Requirements
Select, from the data, each line where "不蔓不枝" occurs.

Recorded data
╔══

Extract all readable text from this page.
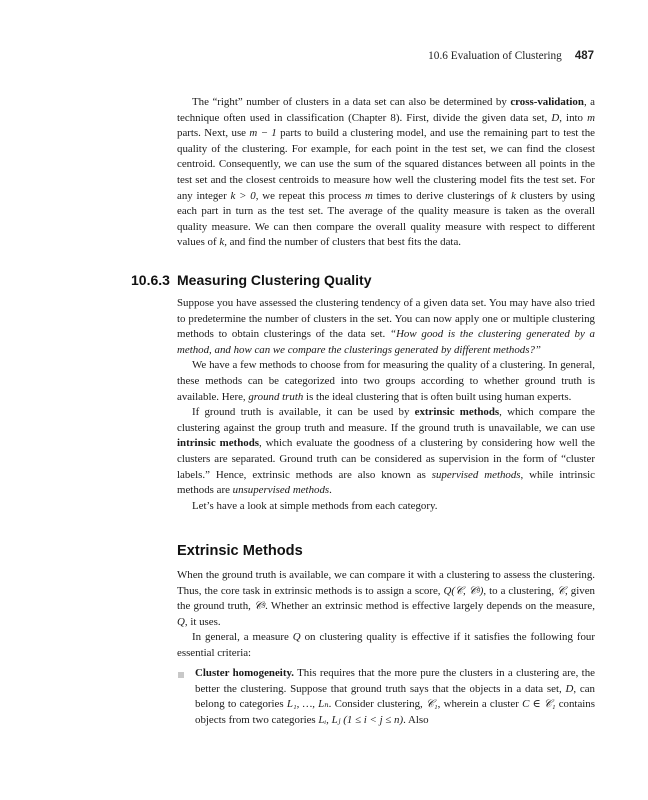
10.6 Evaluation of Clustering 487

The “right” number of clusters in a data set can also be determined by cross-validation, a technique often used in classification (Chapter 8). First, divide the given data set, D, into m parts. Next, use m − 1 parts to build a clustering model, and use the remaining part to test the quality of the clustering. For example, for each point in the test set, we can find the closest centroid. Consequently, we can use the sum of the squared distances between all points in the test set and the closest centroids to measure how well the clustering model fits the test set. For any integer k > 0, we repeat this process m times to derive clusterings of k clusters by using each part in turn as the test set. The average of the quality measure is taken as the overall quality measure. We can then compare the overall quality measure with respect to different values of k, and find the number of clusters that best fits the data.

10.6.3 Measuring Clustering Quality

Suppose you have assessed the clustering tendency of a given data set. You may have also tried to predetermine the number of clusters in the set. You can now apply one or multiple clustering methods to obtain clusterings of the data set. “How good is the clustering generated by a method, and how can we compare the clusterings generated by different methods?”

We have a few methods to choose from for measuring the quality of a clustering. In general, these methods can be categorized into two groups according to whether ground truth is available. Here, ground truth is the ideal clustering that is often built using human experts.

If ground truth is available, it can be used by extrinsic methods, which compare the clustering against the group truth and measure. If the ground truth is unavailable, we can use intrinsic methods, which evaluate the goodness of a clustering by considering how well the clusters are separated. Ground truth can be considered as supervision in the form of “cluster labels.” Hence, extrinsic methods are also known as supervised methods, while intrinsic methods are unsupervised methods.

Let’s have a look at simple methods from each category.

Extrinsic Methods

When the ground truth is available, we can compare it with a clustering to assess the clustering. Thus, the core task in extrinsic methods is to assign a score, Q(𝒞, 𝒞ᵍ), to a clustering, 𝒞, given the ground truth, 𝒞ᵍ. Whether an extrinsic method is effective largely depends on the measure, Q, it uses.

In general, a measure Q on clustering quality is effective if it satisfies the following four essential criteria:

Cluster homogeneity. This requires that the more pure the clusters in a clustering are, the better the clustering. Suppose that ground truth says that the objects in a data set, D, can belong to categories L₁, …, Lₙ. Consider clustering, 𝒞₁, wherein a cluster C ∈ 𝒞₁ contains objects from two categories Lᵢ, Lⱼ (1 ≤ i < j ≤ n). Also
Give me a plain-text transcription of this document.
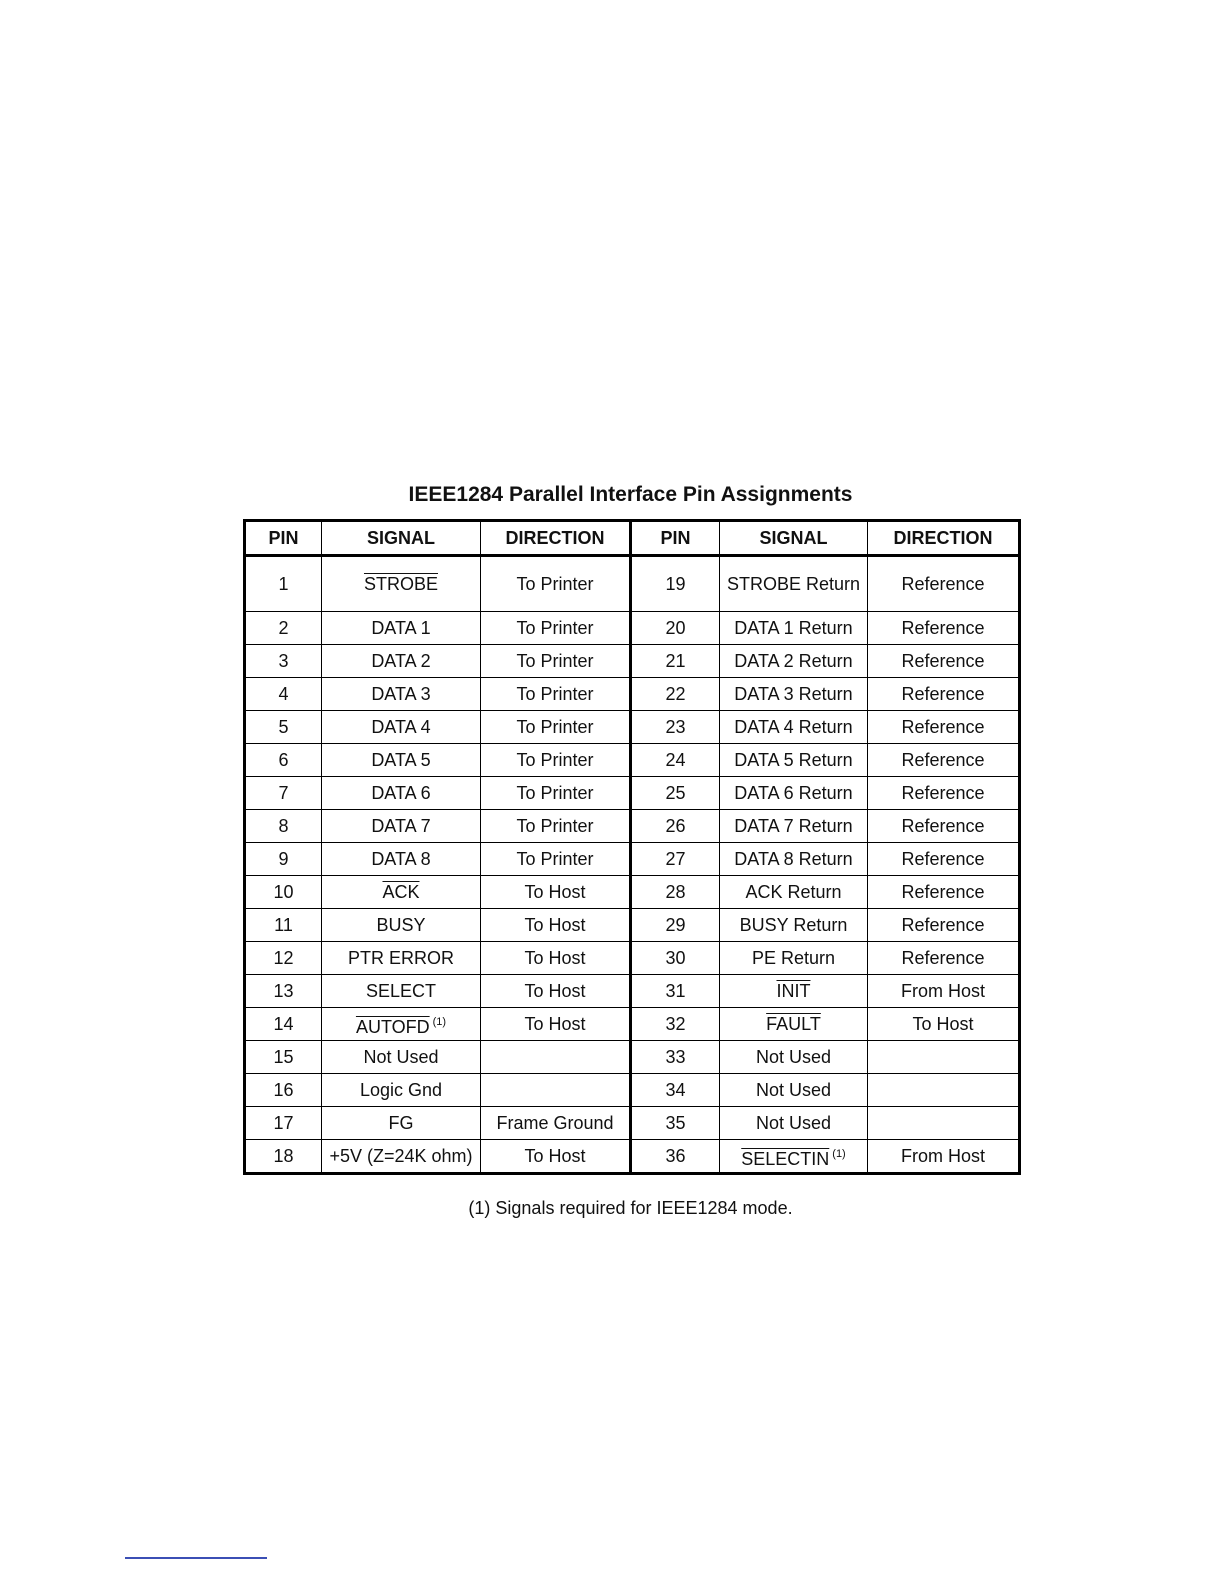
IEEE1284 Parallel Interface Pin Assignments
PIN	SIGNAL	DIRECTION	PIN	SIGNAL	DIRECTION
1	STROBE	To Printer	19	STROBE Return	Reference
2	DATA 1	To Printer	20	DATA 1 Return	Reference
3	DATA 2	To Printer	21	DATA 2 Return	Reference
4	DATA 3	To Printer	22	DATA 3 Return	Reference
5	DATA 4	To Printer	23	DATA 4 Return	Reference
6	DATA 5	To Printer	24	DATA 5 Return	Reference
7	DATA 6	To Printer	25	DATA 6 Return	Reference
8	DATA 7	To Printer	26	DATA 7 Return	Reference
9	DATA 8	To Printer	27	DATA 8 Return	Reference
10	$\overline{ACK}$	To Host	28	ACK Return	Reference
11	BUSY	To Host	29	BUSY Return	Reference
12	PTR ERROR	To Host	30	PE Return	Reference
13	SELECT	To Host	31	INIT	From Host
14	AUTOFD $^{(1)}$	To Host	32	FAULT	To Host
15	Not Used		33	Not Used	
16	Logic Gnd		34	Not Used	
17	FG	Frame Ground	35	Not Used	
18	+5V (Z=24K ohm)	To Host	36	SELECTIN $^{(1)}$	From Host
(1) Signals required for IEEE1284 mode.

╚══
╔══

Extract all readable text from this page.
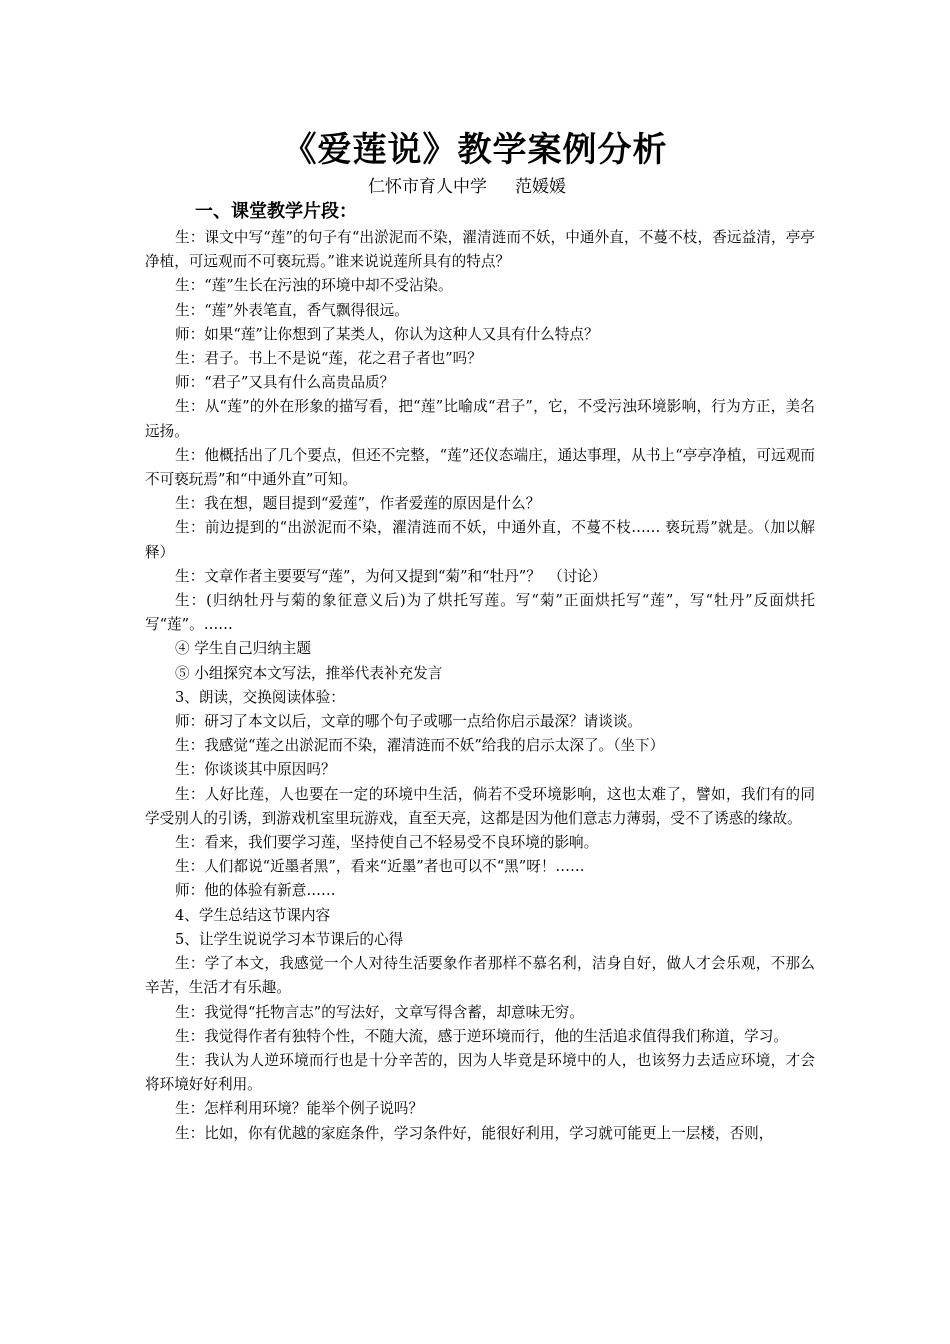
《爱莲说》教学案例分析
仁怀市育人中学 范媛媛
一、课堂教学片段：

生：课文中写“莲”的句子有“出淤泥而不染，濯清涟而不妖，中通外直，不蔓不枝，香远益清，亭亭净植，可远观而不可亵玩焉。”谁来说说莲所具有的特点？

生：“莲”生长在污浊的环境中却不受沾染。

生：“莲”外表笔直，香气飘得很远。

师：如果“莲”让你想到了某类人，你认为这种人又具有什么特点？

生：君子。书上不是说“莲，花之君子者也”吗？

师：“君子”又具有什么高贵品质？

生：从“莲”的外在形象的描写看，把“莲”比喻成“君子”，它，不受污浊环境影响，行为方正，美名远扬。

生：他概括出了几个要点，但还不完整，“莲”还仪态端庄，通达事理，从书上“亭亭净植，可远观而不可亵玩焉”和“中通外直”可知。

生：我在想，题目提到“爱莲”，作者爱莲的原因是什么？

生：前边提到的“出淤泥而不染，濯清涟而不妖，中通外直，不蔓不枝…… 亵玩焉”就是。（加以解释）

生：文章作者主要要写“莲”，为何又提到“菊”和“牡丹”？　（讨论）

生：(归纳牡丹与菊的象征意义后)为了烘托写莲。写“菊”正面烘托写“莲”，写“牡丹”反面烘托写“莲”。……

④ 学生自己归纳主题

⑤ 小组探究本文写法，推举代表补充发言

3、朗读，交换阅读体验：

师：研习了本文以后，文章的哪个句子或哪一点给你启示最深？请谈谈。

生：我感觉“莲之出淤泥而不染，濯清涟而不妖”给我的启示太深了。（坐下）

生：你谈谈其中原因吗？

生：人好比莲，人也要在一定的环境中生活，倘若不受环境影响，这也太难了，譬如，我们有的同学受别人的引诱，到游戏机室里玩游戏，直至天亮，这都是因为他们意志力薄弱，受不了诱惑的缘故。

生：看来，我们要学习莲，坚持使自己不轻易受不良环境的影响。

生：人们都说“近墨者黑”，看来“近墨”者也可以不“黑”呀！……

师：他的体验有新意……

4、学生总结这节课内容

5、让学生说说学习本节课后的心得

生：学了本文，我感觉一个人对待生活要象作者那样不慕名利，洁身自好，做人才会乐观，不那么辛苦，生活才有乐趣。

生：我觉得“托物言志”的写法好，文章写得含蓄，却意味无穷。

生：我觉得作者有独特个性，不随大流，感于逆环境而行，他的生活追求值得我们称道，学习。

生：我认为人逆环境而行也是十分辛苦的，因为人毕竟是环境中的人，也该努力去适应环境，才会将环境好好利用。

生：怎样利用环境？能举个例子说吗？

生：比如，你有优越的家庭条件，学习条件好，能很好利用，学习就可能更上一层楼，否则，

╚══

Task result
生：课文中写“莲”的句子有“出淤泥而不染，濯清涟而不妖，中通外直，不蔓不枝，香远益清，亭亭净植，可远观而不可亵玩焉。”谁来说说莲所具有的特点？
生：前边提到的“出淤泥而不染，濯清涟而不妖，中通外直，不蔓不枝…… 亵玩焉”就是。（加以解释）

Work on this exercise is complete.